▶ EXERCISE DIRECTIONS
Each line of the material must be repeated precisely, with the pictures left out.

▶ DATASET RECORDS
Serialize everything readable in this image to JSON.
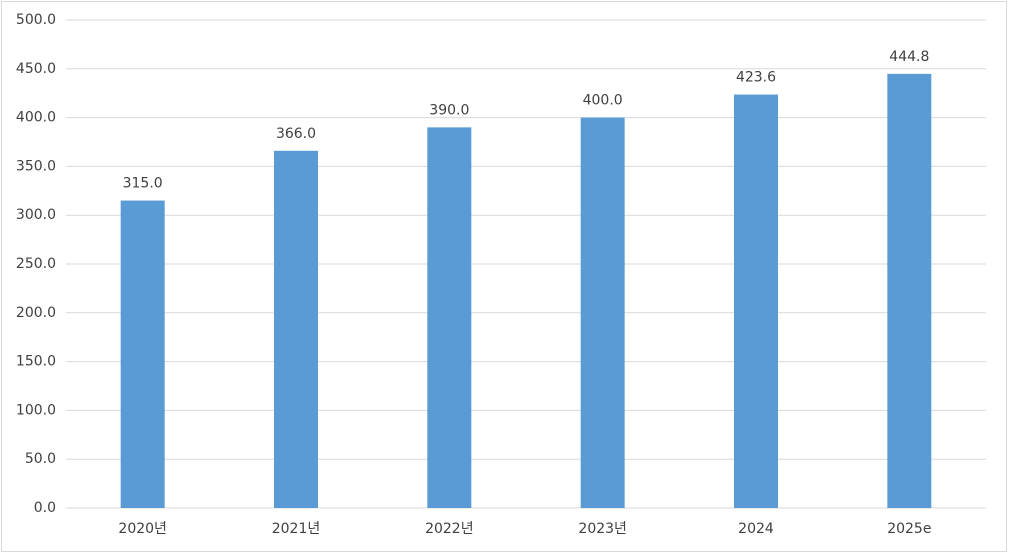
{
  "chart_data": {
    "type": "bar",
    "categories": [
      "2020년",
      "2021년",
      "2022년",
      "2023년",
      "2024",
      "2025e"
    ],
    "values": [
      315.0,
      366.0,
      390.0,
      400.0,
      423.6,
      444.8
    ],
    "value_labels": [
      "315.0",
      "366.0",
      "390.0",
      "400.0",
      "423.6",
      "444.8"
    ],
    "color": "#5b9bd5",
    "ylim": [
      0,
      500
    ],
    "yticks": [
      {
        "value": 0,
        "label": "0.0"
      },
      {
        "value": 50,
        "label": "50.0"
      },
      {
        "value": 100,
        "label": "100.0"
      },
      {
        "value": 150,
        "label": "150.0"
      },
      {
        "value": 200,
        "label": "200.0"
      },
      {
        "value": 250,
        "label": "250.0"
      },
      {
        "value": 300,
        "label": "300.0"
      },
      {
        "value": 350,
        "label": "350.0"
      },
      {
        "value": 400,
        "label": "400.0"
      },
      {
        "value": 450,
        "label": "450.0"
      },
      {
        "value": 500,
        "label": "500.0"
      }
    ],
    "grid": true
  }
}
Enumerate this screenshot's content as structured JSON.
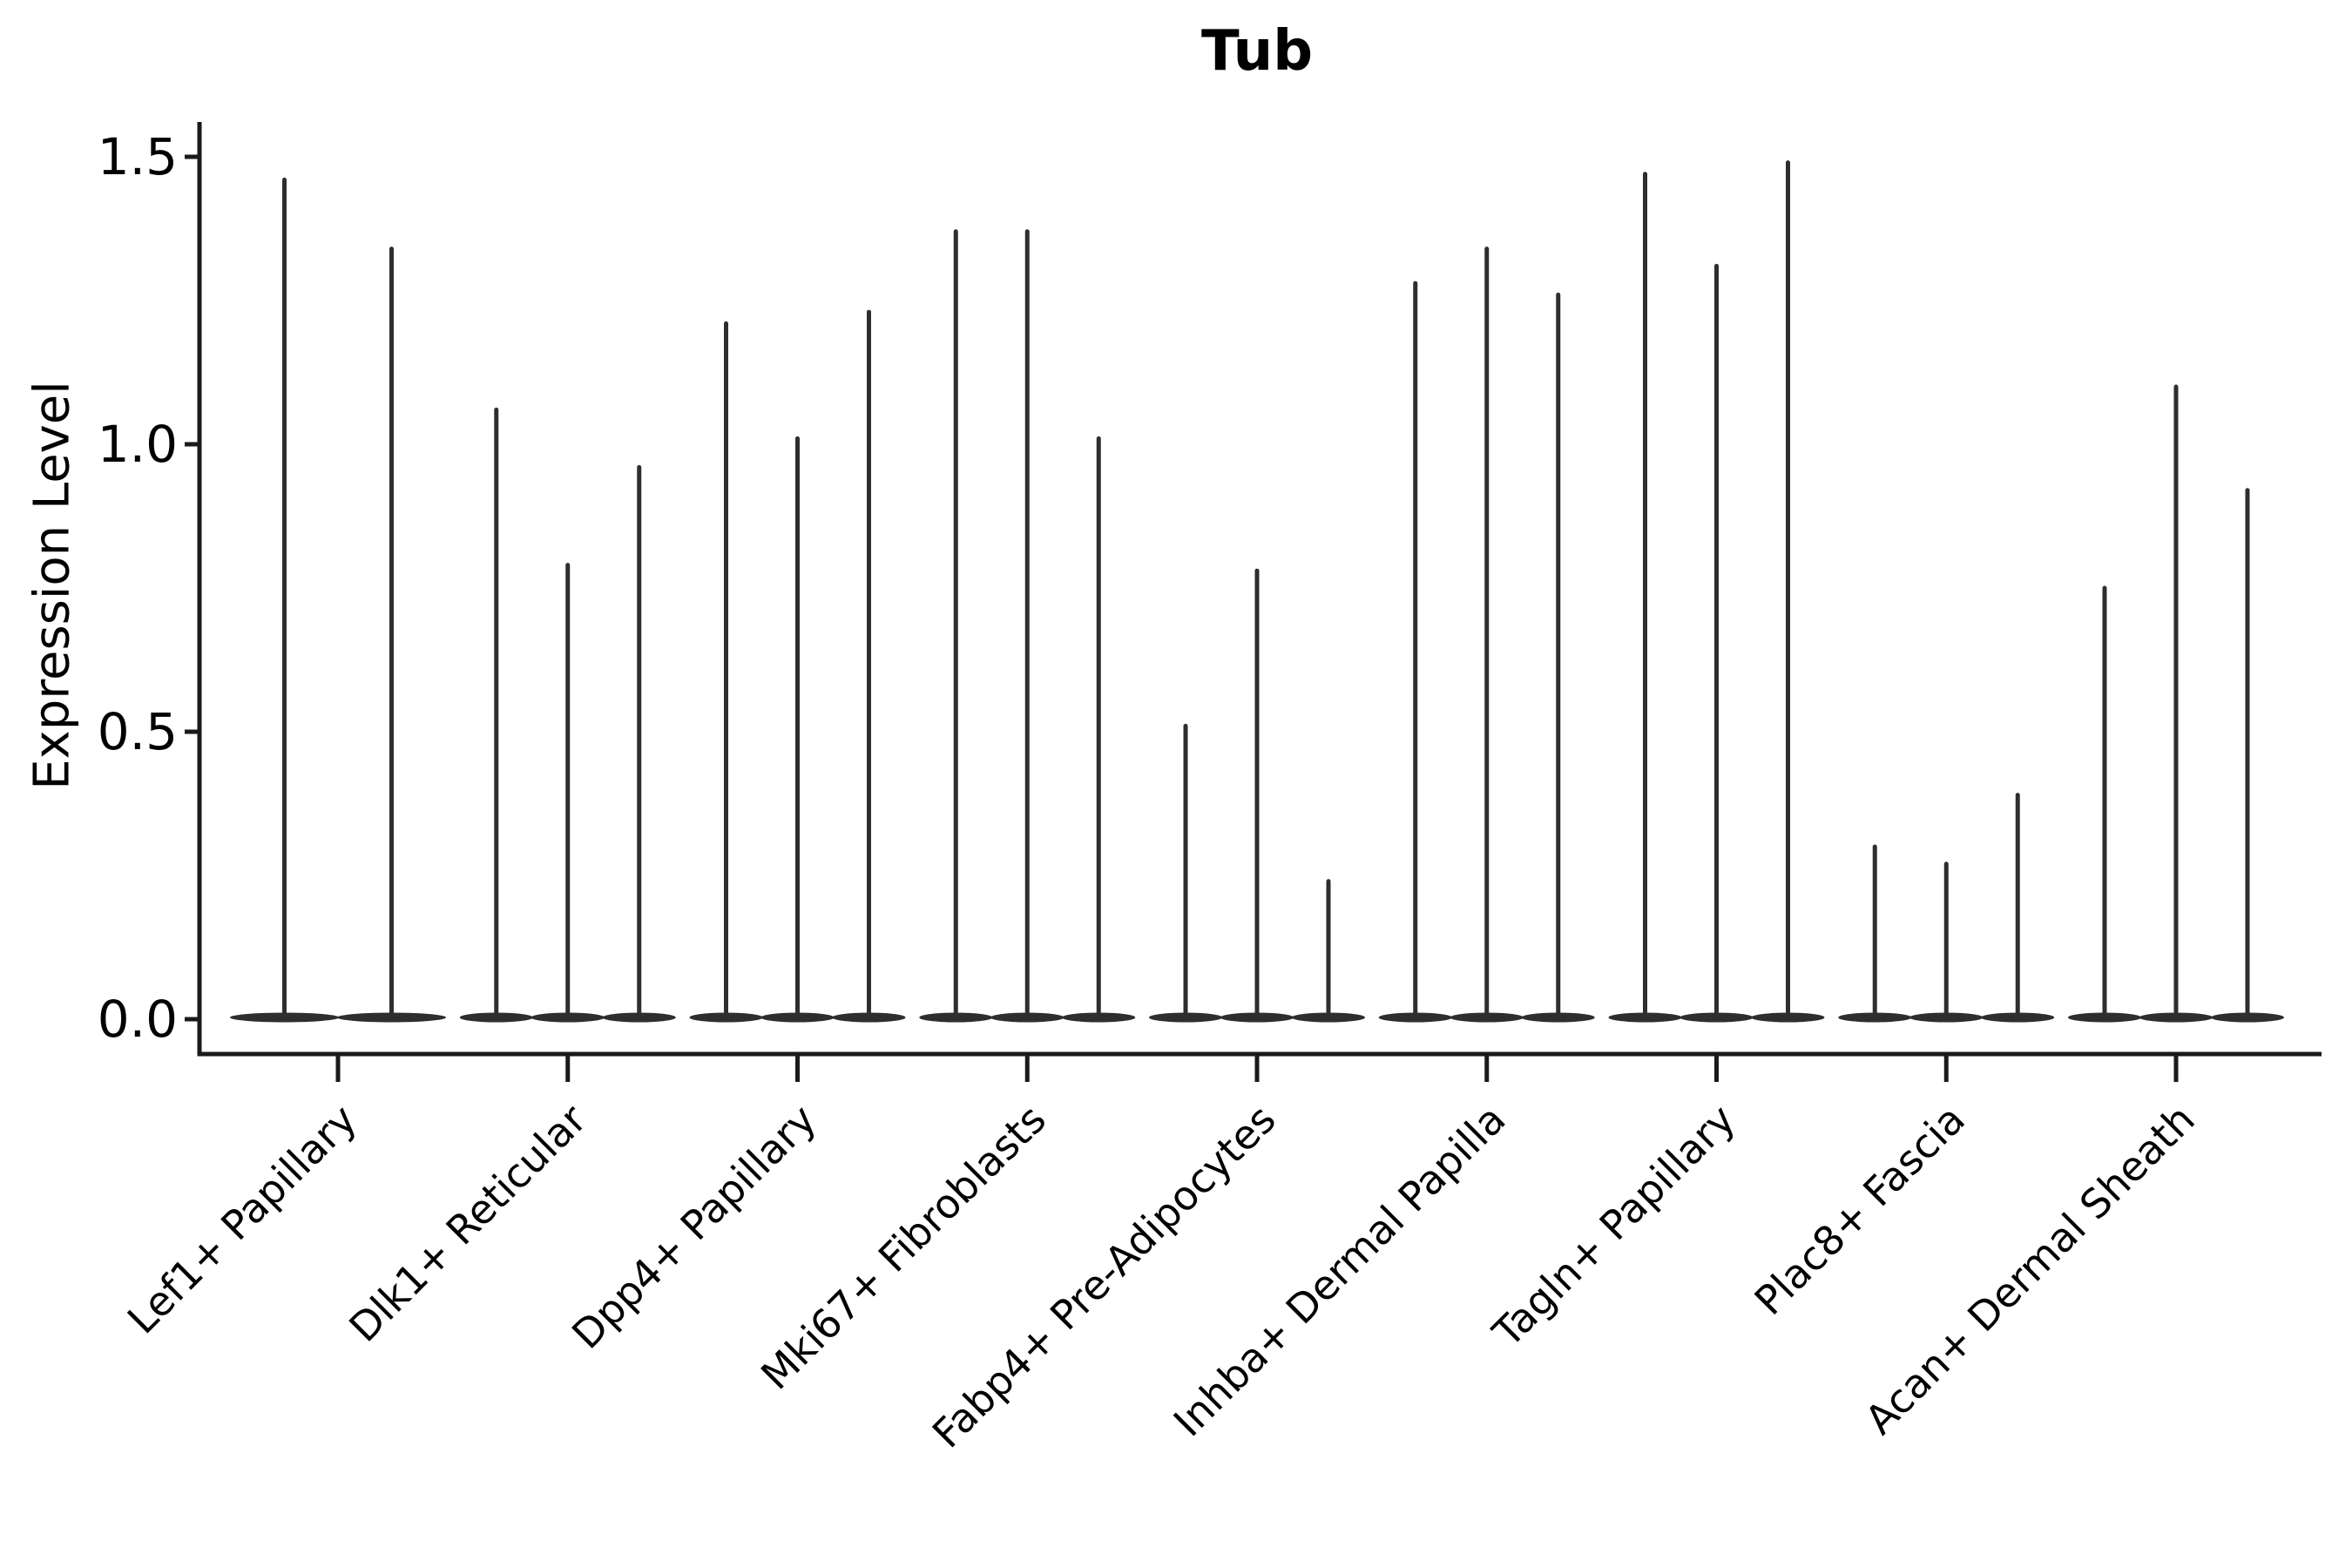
{
  "title": {
    "text": "Tub"
  },
  "y_axis": {
    "label": "Expression Level",
    "tick_labels": [
      "1.5",
      "1.0",
      "0.5",
      "0.0"
    ],
    "tick_values": [
      1.5,
      1.0,
      0.5,
      0.0
    ]
  },
  "x_axis": {
    "categories": [
      "Lef1+ Papillary",
      "Dlk1+ Reticular",
      "Dpp4+ Papillary",
      "Mki67+ Fibroblasts",
      "Fabp4+ Pre-Adipocytes",
      "Inhba+ Dermal Papilla",
      "Tagln+ Papillary",
      "Plac8+ Fascia",
      "Acan+ Dermal Sheath"
    ]
  },
  "chart_data": {
    "type": "violin",
    "title": "Tub",
    "xlabel": "",
    "ylabel": "Expression Level",
    "ylim": [
      -0.06,
      1.57
    ],
    "yticks": [
      0.0,
      0.5,
      1.0,
      1.5
    ],
    "grid": false,
    "legend_position": "none",
    "categories": [
      "Lef1+ Papillary",
      "Dlk1+ Reticular",
      "Dpp4+ Papillary",
      "Mki67+ Fibroblasts",
      "Fabp4+ Pre-Adipocytes",
      "Inhba+ Dermal Papilla",
      "Tagln+ Papillary",
      "Plac8+ Fascia",
      "Acan+ Dermal Sheath"
    ],
    "groups": [
      {
        "category": "Lef1+ Papillary",
        "violin_maxima": [
          1.46,
          1.34
        ]
      },
      {
        "category": "Dlk1+ Reticular",
        "violin_maxima": [
          1.06,
          0.79,
          0.96
        ]
      },
      {
        "category": "Dpp4+ Papillary",
        "violin_maxima": [
          1.21,
          1.01,
          1.23
        ]
      },
      {
        "category": "Mki67+ Fibroblasts",
        "violin_maxima": [
          1.37,
          1.37,
          1.01
        ]
      },
      {
        "category": "Fabp4+ Pre-Adipocytes",
        "violin_maxima": [
          0.51,
          0.78,
          0.24
        ]
      },
      {
        "category": "Inhba+ Dermal Papilla",
        "violin_maxima": [
          1.28,
          1.34,
          1.26
        ]
      },
      {
        "category": "Tagln+ Papillary",
        "violin_maxima": [
          1.47,
          1.31,
          1.49
        ]
      },
      {
        "category": "Plac8+ Fascia",
        "violin_maxima": [
          0.3,
          0.27,
          0.39
        ]
      },
      {
        "category": "Acan+ Dermal Sheath",
        "violin_maxima": [
          0.75,
          1.1,
          0.92
        ]
      }
    ],
    "violin_shape_note": "Each violin is a very thin vertical spike rising from a wide flat base at expression level 0 (density concentrated at zero).",
    "colors": {
      "violin": "#2e2e2e",
      "axis": "#1a1a1a",
      "text": "#000000",
      "background": "#ffffff"
    }
  }
}
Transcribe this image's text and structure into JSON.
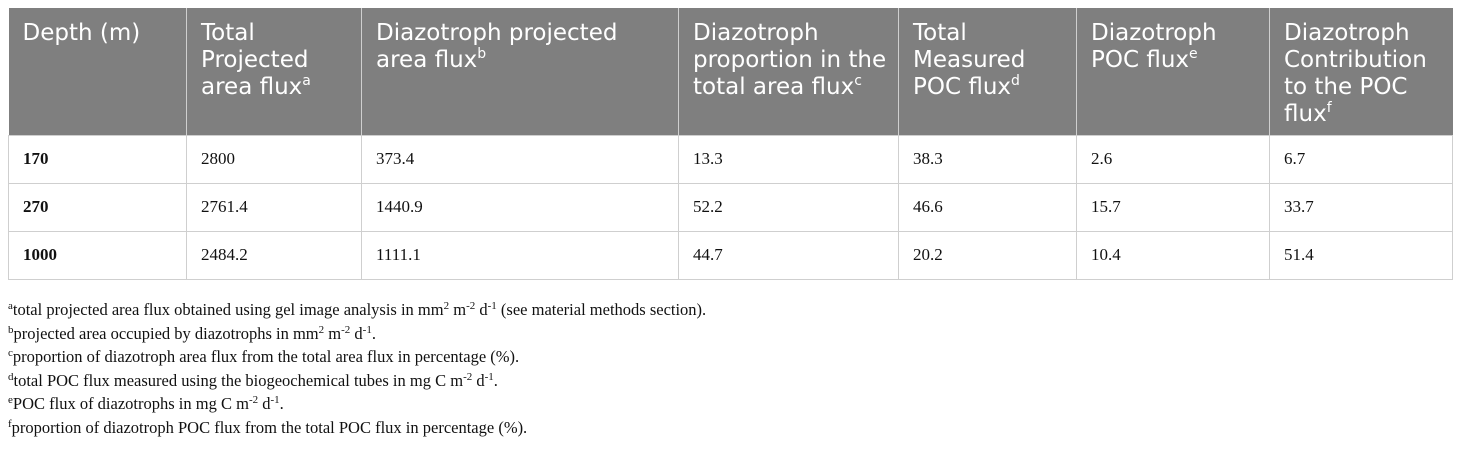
{
  "table": {
    "headers": [
      {
        "text": "Depth (m)",
        "sup": ""
      },
      {
        "text": "Total Projected area flux",
        "sup": "a"
      },
      {
        "text": "Diazotroph projected area flux",
        "sup": "b"
      },
      {
        "text": "Diazotroph proportion in the total area flux",
        "sup": "c"
      },
      {
        "text": "Total Measured POC flux",
        "sup": "d"
      },
      {
        "text": "Diazotroph POC flux",
        "sup": "e"
      },
      {
        "text": "Diazotroph Contribution to the POC flux",
        "sup": "f"
      }
    ],
    "rows": [
      [
        "170",
        "2800",
        "373.4",
        "13.3",
        "38.3",
        "2.6",
        "6.7"
      ],
      [
        "270",
        "2761.4",
        "1440.9",
        "52.2",
        "46.6",
        "15.7",
        "33.7"
      ],
      [
        "1000",
        "2484.2",
        "1111.1",
        "44.7",
        "20.2",
        "10.4",
        "51.4"
      ]
    ]
  },
  "footnotes": {
    "a": {
      "mark": "a",
      "t1": "total projected area flux obtained using gel image analysis in mm",
      "s1": "2",
      "t2": " m",
      "s2": "-2",
      "t3": " d",
      "s3": "-1",
      "t4": " (see material methods section)."
    },
    "b": {
      "mark": "b",
      "t1": "projected area occupied by diazotrophs in mm",
      "s1": "2",
      "t2": " m",
      "s2": "-2",
      "t3": " d",
      "s3": "-1",
      "t4": "."
    },
    "c": {
      "mark": "c",
      "t1": "proportion of diazotroph area flux from the total area flux in percentage (%)."
    },
    "d": {
      "mark": "d",
      "t1": "total POC flux measured using the biogeochemical tubes in mg C m",
      "s1": "-2",
      "t2": " d",
      "s2": "-1",
      "t3": "."
    },
    "e": {
      "mark": "e",
      "t1": "POC flux of diazotrophs in mg C m",
      "s1": "-2",
      "t2": " d",
      "s2": "-1",
      "t3": "."
    },
    "f": {
      "mark": "f",
      "t1": "proportion of diazotroph POC flux from the total POC flux in percentage (%)."
    }
  }
}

▶ OUTPUT OF THE EXERCISE
Serialize everything readable in this image to JSON.
{
  "chart_data": {
    "type": "bar",
    "categories": [
      "2020년",
      "2021년",
      "2022년",
      "2023년",
      "2024",
      "2025e"
    ],
    "values": [
      315.0,
      366.0,
      390.0,
      400.0,
      423.6,
      444.8
    ],
    "value_labels": [
      "315.0",
      "366.0",
      "390.0",
      "400.0",
      "423.6",
      "444.8"
    ],
    "color": "#5b9bd5",
    "ylim": [
      0,
      500
    ],
    "yticks": [
      {
        "value": 0,
        "label": "0.0"
      },
      {
        "value": 50,
        "label": "50.0"
      },
      {
        "value": 100,
        "label": "100.0"
      },
      {
        "value": 150,
        "label": "150.0"
      },
      {
        "value": 200,
        "label": "200.0"
      },
      {
        "value": 250,
        "label": "250.0"
      },
      {
        "value": 300,
        "label": "300.0"
      },
      {
        "value": 350,
        "label": "350.0"
      },
      {
        "value": 400,
        "label": "400.0"
      },
      {
        "value": 450,
        "label": "450.0"
      },
      {
        "value": 500,
        "label": "500.0"
      }
    ],
    "grid": true
  }
}
Enumerate this screenshot's content as structured JSON.
{
  "title": {
    "text": "Tub"
  },
  "y_axis": {
    "label": "Expression Level",
    "tick_labels": [
      "1.5",
      "1.0",
      "0.5",
      "0.0"
    ],
    "tick_values": [
      1.5,
      1.0,
      0.5,
      0.0
    ]
  },
  "x_axis": {
    "categories": [
      "Lef1+ Papillary",
      "Dlk1+ Reticular",
      "Dpp4+ Papillary",
      "Mki67+ Fibroblasts",
      "Fabp4+ Pre-Adipocytes",
      "Inhba+ Dermal Papilla",
      "Tagln+ Papillary",
      "Plac8+ Fascia",
      "Acan+ Dermal Sheath"
    ]
  },
  "chart_data": {
    "type": "violin",
    "title": "Tub",
    "xlabel": "",
    "ylabel": "Expression Level",
    "ylim": [
      -0.06,
      1.57
    ],
    "yticks": [
      0.0,
      0.5,
      1.0,
      1.5
    ],
    "grid": false,
    "legend_position": "none",
    "categories": [
      "Lef1+ Papillary",
      "Dlk1+ Reticular",
      "Dpp4+ Papillary",
      "Mki67+ Fibroblasts",
      "Fabp4+ Pre-Adipocytes",
      "Inhba+ Dermal Papilla",
      "Tagln+ Papillary",
      "Plac8+ Fascia",
      "Acan+ Dermal Sheath"
    ],
    "groups": [
      {
        "category": "Lef1+ Papillary",
        "violin_maxima": [
          1.46,
          1.34
        ]
      },
      {
        "category": "Dlk1+ Reticular",
        "violin_maxima": [
          1.06,
          0.79,
          0.96
        ]
      },
      {
        "category": "Dpp4+ Papillary",
        "violin_maxima": [
          1.21,
          1.01,
          1.23
        ]
      },
      {
        "category": "Mki67+ Fibroblasts",
        "violin_maxima": [
          1.37,
          1.37,
          1.01
        ]
      },
      {
        "category": "Fabp4+ Pre-Adipocytes",
        "violin_maxima": [
          0.51,
          0.78,
          0.24
        ]
      },
      {
        "category": "Inhba+ Dermal Papilla",
        "violin_maxima": [
          1.28,
          1.34,
          1.26
        ]
      },
      {
        "category": "Tagln+ Papillary",
        "violin_maxima": [
          1.47,
          1.31,
          1.49
        ]
      },
      {
        "category": "Plac8+ Fascia",
        "violin_maxima": [
          0.3,
          0.27,
          0.39
        ]
      },
      {
        "category": "Acan+ Dermal Sheath",
        "violin_maxima": [
          0.75,
          1.1,
          0.92
        ]
      }
    ],
    "violin_shape_note": "Each violin is a very thin vertical spike rising from a wide flat base at expression level 0 (density concentrated at zero).",
    "colors": {
      "violin": "#2e2e2e",
      "axis": "#1a1a1a",
      "text": "#000000",
      "background": "#ffffff"
    }
  }
}
Transcribe this image's text and structure into JSON.
{
  "table": {
    "headers": [
      {
        "text": "Depth (m)",
        "sup": ""
      },
      {
        "text": "Total Projected area flux",
        "sup": "a"
      },
      {
        "text": "Diazotroph projected area flux",
        "sup": "b"
      },
      {
        "text": "Diazotroph proportion in the total area flux",
        "sup": "c"
      },
      {
        "text": "Total Measured POC flux",
        "sup": "d"
      },
      {
        "text": "Diazotroph POC flux",
        "sup": "e"
      },
      {
        "text": "Diazotroph Contribution to the POC flux",
        "sup": "f"
      }
    ],
    "rows": [
      [
        "170",
        "2800",
        "373.4",
        "13.3",
        "38.3",
        "2.6",
        "6.7"
      ],
      [
        "270",
        "2761.4",
        "1440.9",
        "52.2",
        "46.6",
        "15.7",
        "33.7"
      ],
      [
        "1000",
        "2484.2",
        "1111.1",
        "44.7",
        "20.2",
        "10.4",
        "51.4"
      ]
    ]
  },
  "footnotes": {
    "a": {
      "mark": "a",
      "t1": "total projected area flux obtained using gel image analysis in mm",
      "s1": "2",
      "t2": " m",
      "s2": "-2",
      "t3": " d",
      "s3": "-1",
      "t4": " (see material methods section)."
    },
    "b": {
      "mark": "b",
      "t1": "projected area occupied by diazotrophs in mm",
      "s1": "2",
      "t2": " m",
      "s2": "-2",
      "t3": " d",
      "s3": "-1",
      "t4": "."
    },
    "c": {
      "mark": "c",
      "t1": "proportion of diazotroph area flux from the total area flux in percentage (%)."
    },
    "d": {
      "mark": "d",
      "t1": "total POC flux measured using the biogeochemical tubes in mg C m",
      "s1": "-2",
      "t2": " d",
      "s2": "-1",
      "t3": "."
    },
    "e": {
      "mark": "e",
      "t1": "POC flux of diazotrophs in mg C m",
      "s1": "-2",
      "t2": " d",
      "s2": "-1",
      "t3": "."
    },
    "f": {
      "mark": "f",
      "t1": "proportion of diazotroph POC flux from the total POC flux in percentage (%)."
    }
  }
}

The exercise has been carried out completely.